Aim of the exercise -
The records that follow are to be repeated exactly, with the pictures removed.

Stored entries:
+-------+

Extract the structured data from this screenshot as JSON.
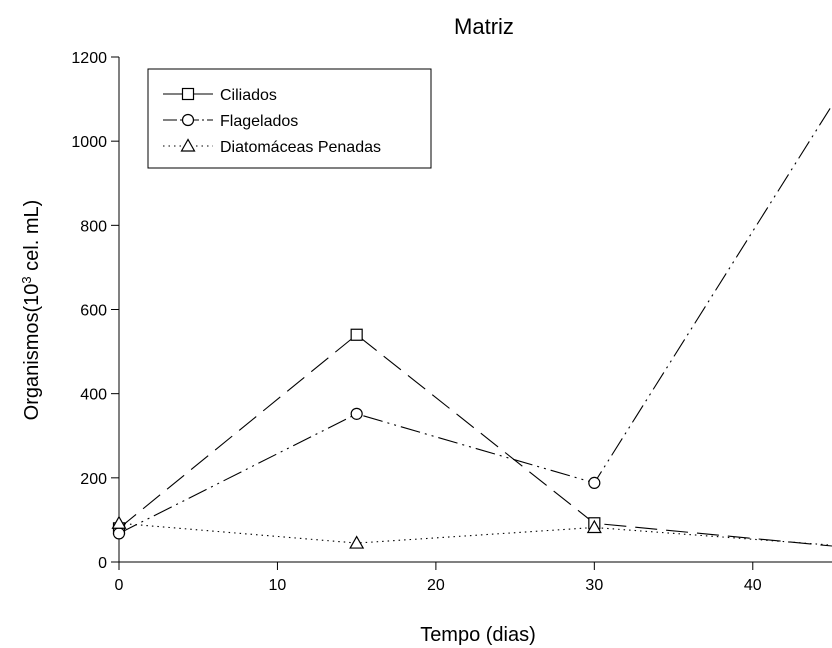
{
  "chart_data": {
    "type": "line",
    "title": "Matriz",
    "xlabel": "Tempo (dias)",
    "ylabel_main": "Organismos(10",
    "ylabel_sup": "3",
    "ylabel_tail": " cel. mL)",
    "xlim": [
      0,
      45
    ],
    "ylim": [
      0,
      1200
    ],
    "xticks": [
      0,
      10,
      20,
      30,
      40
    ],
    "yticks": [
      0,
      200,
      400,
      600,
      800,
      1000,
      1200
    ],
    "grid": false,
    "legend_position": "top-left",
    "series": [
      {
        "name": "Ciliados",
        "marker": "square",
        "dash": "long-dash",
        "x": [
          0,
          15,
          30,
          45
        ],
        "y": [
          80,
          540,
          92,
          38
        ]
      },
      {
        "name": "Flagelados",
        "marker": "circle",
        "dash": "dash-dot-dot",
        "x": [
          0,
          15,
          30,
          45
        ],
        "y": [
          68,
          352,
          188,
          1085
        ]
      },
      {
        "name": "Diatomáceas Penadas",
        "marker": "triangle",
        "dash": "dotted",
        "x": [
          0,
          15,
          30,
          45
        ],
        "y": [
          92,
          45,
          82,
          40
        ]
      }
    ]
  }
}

+-------+

Response to the task -
Extract the structured data from this screenshot as JSON.
{
  "chart_data": {
    "type": "line",
    "title": "Matriz",
    "xlabel": "Tempo (dias)",
    "ylabel_main": "Organismos(10",
    "ylabel_sup": "3",
    "ylabel_tail": " cel. mL)",
    "xlim": [
      0,
      45
    ],
    "ylim": [
      0,
      1200
    ],
    "xticks": [
      0,
      10,
      20,
      30,
      40
    ],
    "yticks": [
      0,
      200,
      400,
      600,
      800,
      1000,
      1200
    ],
    "grid": false,
    "legend_position": "top-left",
    "series": [
      {
        "name": "Ciliados",
        "marker": "square",
        "dash": "long-dash",
        "x": [
          0,
          15,
          30,
          45
        ],
        "y": [
          80,
          540,
          92,
          38
        ]
      },
      {
        "name": "Flagelados",
        "marker": "circle",
        "dash": "dash-dot-dot",
        "x": [
          0,
          15,
          30,
          45
        ],
        "y": [
          68,
          352,
          188,
          1085
        ]
      },
      {
        "name": "Diatomáceas Penadas",
        "marker": "triangle",
        "dash": "dotted",
        "x": [
          0,
          15,
          30,
          45
        ],
        "y": [
          92,
          45,
          82,
          40
        ]
      }
    ]
  }
}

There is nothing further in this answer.